— Dataset rows —
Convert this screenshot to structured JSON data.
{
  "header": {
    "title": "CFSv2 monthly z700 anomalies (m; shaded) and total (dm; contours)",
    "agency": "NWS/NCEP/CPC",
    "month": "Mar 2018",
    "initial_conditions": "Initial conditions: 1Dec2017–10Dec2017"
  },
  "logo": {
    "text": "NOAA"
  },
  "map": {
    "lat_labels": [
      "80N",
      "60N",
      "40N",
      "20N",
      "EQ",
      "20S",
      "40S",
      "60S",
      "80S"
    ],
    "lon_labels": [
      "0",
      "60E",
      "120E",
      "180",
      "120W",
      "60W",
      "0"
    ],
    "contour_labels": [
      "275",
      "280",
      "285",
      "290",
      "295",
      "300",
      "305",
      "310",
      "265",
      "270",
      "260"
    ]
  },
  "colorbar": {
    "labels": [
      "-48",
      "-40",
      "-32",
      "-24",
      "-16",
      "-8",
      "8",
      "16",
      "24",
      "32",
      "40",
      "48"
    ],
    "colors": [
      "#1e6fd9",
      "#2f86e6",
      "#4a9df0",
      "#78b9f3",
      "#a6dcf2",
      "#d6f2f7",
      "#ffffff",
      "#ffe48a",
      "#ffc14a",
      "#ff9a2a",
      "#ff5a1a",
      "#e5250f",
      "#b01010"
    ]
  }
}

==

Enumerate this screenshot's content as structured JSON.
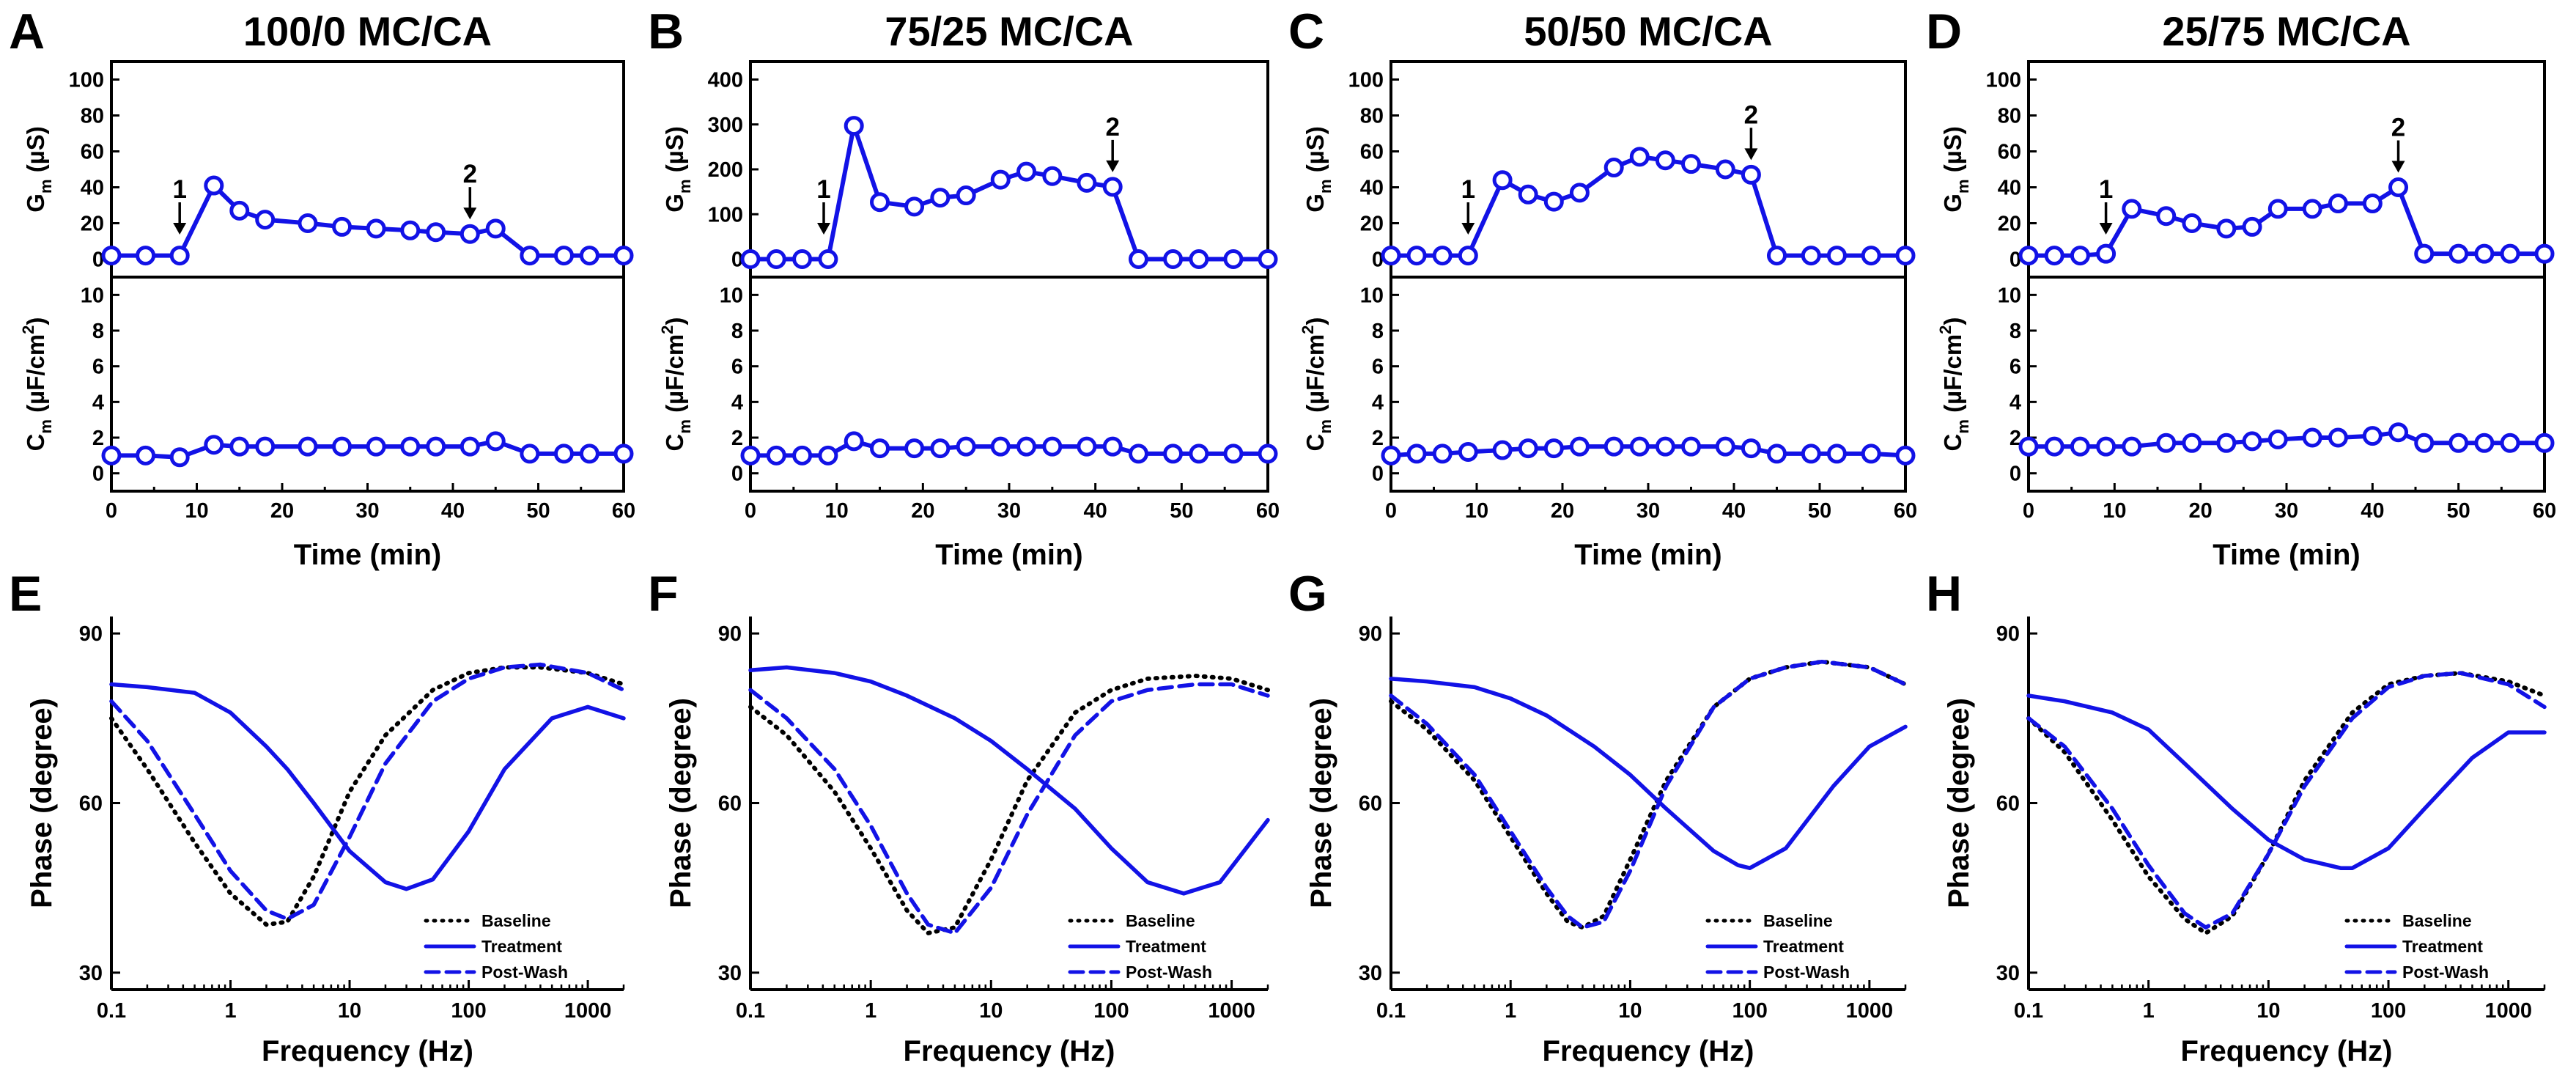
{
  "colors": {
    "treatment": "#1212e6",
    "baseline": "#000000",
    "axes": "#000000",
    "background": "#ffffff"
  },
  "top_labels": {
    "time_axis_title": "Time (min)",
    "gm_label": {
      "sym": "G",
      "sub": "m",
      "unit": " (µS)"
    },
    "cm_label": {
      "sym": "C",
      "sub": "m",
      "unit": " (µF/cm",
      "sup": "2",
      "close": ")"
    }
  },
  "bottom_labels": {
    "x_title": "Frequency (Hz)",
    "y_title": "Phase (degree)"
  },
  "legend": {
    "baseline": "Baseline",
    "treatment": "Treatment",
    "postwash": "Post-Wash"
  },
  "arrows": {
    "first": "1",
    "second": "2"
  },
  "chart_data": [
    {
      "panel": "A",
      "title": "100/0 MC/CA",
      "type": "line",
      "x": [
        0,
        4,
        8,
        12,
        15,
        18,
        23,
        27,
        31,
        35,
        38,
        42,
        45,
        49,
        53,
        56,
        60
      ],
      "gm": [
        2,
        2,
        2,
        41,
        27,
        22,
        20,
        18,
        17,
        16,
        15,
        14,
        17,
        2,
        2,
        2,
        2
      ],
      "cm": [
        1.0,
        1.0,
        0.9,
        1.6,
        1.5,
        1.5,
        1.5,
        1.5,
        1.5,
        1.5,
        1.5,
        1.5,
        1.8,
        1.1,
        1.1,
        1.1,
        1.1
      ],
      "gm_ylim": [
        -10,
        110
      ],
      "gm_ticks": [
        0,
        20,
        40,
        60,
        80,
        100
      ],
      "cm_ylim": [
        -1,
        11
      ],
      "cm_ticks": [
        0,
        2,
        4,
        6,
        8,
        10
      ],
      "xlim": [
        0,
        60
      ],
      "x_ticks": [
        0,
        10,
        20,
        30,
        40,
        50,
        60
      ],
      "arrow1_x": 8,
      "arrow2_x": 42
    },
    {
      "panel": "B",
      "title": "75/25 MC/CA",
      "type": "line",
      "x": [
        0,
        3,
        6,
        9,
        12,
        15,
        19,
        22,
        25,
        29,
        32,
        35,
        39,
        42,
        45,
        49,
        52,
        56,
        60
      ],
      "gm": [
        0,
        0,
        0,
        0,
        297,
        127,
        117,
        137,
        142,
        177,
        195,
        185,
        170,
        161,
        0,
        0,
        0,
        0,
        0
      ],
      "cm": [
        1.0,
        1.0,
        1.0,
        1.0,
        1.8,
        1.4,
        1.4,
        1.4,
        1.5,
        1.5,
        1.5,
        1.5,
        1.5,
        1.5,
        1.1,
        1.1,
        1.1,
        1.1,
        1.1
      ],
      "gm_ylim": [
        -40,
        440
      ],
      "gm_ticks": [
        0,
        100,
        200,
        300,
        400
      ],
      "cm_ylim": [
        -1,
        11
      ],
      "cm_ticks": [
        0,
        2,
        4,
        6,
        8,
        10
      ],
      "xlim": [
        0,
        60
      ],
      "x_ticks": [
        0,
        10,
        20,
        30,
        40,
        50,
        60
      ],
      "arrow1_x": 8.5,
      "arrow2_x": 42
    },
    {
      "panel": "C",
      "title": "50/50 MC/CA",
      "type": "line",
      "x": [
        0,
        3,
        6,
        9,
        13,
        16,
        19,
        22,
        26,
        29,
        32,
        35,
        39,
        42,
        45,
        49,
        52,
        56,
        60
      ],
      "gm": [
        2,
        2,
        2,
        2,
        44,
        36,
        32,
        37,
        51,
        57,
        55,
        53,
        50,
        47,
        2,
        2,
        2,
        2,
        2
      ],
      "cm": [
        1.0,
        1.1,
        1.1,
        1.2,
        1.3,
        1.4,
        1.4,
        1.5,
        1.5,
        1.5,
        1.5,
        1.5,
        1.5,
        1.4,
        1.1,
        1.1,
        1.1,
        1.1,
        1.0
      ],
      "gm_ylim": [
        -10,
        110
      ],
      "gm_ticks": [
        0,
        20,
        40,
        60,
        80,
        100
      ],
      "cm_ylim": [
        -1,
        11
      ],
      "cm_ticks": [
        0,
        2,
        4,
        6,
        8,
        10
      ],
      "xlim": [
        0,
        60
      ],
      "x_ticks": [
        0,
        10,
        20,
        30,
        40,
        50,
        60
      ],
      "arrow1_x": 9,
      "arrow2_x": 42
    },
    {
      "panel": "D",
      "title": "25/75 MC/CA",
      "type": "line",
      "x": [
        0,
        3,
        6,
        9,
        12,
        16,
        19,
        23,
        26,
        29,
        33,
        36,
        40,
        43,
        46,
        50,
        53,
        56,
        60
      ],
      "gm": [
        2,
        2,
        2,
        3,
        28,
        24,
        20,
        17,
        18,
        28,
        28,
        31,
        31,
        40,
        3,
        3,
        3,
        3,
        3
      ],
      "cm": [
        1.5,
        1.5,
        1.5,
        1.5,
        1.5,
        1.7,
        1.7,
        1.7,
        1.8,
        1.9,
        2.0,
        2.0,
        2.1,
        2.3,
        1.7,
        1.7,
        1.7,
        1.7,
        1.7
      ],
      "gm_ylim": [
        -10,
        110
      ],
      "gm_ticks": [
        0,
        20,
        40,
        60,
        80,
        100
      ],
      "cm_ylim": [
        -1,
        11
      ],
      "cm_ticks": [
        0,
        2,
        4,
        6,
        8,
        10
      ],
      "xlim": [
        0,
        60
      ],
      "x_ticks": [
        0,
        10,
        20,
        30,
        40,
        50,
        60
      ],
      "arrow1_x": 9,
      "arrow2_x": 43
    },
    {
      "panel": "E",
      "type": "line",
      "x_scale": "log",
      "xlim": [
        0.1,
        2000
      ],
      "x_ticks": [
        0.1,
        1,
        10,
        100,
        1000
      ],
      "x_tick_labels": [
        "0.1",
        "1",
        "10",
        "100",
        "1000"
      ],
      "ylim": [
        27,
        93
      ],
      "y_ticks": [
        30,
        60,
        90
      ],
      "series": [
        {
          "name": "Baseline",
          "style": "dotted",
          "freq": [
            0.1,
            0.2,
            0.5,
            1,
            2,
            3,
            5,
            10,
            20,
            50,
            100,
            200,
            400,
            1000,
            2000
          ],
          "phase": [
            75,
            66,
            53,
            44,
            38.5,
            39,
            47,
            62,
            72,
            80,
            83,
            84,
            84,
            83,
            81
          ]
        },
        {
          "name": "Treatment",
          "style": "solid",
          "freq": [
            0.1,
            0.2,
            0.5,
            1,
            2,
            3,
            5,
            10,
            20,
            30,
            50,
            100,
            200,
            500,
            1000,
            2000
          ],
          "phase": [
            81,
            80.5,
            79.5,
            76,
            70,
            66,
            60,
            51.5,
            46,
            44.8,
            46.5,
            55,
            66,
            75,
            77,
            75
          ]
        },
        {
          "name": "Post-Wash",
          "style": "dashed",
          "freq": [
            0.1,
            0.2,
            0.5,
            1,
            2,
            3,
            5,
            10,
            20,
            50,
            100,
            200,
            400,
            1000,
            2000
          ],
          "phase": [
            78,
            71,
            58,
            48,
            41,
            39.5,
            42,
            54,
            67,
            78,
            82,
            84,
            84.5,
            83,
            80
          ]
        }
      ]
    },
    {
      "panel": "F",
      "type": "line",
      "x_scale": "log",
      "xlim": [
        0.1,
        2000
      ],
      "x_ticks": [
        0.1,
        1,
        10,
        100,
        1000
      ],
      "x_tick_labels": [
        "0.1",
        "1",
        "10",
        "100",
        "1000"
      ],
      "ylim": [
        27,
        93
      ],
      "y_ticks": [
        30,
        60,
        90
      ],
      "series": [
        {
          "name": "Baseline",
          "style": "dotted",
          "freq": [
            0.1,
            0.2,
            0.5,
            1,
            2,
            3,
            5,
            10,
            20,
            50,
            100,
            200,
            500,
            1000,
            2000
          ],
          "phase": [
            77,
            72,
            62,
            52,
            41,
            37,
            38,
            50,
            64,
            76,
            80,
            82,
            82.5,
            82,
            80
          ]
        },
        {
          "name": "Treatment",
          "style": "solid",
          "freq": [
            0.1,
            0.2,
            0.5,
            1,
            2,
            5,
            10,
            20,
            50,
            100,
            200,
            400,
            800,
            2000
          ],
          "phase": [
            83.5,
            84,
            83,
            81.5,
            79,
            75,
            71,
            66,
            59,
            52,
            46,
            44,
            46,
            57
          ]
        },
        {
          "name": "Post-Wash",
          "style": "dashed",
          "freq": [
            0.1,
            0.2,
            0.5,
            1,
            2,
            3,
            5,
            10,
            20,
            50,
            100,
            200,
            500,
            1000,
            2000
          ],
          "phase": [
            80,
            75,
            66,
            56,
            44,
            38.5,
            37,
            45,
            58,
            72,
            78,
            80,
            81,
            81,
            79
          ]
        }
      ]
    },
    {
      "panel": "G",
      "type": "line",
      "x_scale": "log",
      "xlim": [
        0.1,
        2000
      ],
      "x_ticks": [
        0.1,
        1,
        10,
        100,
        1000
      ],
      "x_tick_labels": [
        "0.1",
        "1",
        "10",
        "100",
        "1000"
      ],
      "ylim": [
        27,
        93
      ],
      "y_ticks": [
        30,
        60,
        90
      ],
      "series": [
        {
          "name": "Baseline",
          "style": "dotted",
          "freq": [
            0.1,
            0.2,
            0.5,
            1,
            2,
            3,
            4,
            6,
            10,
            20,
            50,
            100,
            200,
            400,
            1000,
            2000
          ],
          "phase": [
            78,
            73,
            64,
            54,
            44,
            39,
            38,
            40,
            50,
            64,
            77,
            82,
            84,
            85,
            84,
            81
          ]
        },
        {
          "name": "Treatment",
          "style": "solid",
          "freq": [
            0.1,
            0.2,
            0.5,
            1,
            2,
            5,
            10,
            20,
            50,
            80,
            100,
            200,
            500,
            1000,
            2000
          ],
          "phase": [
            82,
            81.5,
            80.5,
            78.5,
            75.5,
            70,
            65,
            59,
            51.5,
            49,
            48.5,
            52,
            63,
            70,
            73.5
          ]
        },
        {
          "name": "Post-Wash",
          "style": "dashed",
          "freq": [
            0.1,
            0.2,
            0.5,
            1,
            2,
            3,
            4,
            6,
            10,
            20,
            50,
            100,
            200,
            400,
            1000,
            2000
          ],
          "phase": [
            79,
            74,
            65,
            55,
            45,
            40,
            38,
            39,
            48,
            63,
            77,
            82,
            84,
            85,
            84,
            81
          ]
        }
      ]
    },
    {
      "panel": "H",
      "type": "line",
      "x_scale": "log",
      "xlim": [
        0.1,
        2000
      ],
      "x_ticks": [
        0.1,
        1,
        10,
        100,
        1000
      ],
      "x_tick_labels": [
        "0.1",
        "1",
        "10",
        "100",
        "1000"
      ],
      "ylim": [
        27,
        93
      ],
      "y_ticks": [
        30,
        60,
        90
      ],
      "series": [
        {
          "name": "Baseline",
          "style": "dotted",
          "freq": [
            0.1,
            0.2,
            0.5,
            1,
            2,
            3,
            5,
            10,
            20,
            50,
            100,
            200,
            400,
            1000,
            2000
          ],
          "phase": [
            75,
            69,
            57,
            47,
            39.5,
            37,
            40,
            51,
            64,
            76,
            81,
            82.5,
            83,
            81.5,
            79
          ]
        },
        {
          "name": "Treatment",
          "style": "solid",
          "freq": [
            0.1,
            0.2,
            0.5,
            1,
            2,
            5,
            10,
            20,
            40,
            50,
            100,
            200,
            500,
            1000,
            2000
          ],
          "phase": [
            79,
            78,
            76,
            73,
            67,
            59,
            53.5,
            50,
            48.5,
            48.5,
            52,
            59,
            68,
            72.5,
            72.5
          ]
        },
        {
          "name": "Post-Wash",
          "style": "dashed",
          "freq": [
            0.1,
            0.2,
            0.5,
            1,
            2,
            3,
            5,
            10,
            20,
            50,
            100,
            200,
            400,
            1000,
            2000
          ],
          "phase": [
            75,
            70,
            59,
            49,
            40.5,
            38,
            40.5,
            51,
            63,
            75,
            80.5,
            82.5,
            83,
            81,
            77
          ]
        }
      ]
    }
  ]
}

— What you will do —
Tell how many lines of the data above hold the string "this". Give only the number.

— Reply —
2